• [Records for this task]:

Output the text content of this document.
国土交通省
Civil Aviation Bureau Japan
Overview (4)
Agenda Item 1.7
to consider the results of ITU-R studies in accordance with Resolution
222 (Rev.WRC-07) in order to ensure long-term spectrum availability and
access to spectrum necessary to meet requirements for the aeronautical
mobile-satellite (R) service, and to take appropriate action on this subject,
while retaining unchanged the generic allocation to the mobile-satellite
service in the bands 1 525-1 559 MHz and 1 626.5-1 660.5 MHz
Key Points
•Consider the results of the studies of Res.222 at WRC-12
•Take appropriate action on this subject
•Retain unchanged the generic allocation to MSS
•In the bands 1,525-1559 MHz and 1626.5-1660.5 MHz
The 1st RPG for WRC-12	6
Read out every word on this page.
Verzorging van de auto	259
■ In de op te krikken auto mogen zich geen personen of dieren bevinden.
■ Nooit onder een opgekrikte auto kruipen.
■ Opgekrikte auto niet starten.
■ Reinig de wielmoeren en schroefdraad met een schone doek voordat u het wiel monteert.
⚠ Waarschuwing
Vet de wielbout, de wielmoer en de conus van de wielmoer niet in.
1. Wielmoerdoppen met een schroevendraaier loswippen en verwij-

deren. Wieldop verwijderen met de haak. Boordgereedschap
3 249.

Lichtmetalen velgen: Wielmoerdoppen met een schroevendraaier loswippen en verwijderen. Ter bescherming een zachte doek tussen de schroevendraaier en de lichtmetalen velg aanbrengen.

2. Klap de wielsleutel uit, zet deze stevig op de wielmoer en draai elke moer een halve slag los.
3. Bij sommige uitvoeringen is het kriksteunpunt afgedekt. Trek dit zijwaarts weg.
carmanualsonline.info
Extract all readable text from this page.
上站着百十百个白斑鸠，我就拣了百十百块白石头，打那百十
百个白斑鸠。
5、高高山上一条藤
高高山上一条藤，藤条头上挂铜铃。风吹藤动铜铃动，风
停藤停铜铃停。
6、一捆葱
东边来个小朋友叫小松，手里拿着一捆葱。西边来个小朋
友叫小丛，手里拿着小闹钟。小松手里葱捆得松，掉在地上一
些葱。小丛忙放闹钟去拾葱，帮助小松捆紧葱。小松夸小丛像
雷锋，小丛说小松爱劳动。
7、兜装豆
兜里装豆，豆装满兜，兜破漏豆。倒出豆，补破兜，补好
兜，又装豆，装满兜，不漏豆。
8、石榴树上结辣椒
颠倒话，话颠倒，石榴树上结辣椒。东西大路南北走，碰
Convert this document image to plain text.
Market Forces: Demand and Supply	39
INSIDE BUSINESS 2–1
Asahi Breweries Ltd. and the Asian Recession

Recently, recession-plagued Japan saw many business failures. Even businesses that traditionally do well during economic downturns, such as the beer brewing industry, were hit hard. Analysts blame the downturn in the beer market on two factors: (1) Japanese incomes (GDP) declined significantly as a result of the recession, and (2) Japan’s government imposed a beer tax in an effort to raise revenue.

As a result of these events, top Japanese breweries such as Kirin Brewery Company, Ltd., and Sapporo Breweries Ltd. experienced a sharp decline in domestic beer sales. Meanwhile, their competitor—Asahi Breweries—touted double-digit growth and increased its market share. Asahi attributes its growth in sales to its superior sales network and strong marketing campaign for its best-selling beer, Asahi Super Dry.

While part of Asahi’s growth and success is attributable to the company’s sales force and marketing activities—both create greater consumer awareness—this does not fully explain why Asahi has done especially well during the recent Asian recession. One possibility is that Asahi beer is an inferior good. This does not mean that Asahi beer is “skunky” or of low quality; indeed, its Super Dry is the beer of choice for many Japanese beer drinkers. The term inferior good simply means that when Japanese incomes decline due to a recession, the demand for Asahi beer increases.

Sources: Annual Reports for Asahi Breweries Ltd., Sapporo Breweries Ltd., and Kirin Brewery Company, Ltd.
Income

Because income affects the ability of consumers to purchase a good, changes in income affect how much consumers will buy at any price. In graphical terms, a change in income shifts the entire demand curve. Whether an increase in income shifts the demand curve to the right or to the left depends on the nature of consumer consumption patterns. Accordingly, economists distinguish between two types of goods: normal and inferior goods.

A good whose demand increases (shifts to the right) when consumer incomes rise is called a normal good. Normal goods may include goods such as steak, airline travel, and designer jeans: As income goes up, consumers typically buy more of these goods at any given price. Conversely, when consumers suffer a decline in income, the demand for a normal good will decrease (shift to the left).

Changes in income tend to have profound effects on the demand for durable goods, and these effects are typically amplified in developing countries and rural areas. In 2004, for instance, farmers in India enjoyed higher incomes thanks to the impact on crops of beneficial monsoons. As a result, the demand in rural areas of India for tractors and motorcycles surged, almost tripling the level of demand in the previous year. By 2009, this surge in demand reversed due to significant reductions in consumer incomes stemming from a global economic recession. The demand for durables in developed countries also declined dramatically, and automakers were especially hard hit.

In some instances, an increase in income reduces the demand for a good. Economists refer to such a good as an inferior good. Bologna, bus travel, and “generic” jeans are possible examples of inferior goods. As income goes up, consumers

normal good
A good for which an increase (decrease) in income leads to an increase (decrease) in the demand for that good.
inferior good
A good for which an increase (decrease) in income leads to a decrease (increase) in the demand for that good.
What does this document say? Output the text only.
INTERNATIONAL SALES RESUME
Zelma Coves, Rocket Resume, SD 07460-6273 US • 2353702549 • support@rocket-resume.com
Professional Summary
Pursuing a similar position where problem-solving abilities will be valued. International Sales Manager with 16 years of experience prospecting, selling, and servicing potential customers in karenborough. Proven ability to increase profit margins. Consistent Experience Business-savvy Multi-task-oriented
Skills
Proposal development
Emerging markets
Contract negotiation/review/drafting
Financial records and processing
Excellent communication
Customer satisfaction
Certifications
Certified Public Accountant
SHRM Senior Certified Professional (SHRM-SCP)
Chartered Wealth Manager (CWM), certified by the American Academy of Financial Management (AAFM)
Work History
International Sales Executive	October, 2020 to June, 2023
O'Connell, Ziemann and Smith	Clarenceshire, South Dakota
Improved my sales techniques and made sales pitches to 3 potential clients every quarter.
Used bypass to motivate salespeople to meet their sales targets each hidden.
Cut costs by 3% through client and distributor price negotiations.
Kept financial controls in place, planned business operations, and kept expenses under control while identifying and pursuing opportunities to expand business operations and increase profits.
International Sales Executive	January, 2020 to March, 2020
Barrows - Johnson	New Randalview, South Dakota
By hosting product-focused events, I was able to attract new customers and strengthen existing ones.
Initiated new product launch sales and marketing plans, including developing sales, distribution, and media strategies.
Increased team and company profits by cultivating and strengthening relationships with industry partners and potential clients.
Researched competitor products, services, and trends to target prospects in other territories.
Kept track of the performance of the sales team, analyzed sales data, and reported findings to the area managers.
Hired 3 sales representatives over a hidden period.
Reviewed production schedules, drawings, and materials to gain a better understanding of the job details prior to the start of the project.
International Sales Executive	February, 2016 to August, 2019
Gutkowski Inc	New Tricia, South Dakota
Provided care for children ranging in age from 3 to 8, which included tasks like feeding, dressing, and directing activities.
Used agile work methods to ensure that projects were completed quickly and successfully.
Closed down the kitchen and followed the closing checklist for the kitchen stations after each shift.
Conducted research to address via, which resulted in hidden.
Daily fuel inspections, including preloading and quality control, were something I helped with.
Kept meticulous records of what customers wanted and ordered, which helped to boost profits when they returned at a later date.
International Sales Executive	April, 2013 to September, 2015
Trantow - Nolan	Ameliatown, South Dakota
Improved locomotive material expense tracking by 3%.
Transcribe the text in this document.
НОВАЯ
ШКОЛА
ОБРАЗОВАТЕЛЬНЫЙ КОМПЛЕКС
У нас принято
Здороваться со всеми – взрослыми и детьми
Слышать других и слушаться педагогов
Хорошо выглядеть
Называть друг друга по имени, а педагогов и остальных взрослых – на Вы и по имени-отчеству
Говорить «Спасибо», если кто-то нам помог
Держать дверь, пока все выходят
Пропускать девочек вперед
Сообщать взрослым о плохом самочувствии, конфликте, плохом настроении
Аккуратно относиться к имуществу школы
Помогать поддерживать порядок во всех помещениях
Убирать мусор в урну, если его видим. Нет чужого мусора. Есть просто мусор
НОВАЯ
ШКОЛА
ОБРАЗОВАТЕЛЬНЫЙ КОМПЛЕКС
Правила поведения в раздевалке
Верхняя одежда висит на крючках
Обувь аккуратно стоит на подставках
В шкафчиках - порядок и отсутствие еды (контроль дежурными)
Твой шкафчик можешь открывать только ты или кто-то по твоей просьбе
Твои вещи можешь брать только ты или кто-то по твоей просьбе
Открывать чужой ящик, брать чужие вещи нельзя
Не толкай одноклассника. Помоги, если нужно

• [Exercise instructions]:
Where a line above includes "marketing", copy that line.

• [Result]:
As a result of these events, top Japanese breweries such as Kirin Brewery Company, Ltd., and Sapporo Breweries Ltd. experienced a sharp decline in domestic beer sales. Meanwhile, their competitor—Asahi Breweries—touted double-digit growth and increased its market share. Asahi attributes its growth in sales to its superior sales network and strong marketing campaign for its best-selling beer, Asahi Super Dry.
While part of Asahi’s growth and success is attributable to the company’s sales force and marketing activities—both create greater consumer awareness—this does not fully explain why Asahi has done especially well during the recent Asian recession. One possibility is that Asahi beer is an inferior good. This does not mean that Asahi beer is “skunky” or of low quality; indeed, its Super Dry is the beer of choice for many Japanese beer drinkers. The term inferior good simply means that when Japanese incomes decline due to a recession, the demand for Asahi beer increases.
Initiated new product launch sales and marketing plans, including developing sales, distribution, and media strategies.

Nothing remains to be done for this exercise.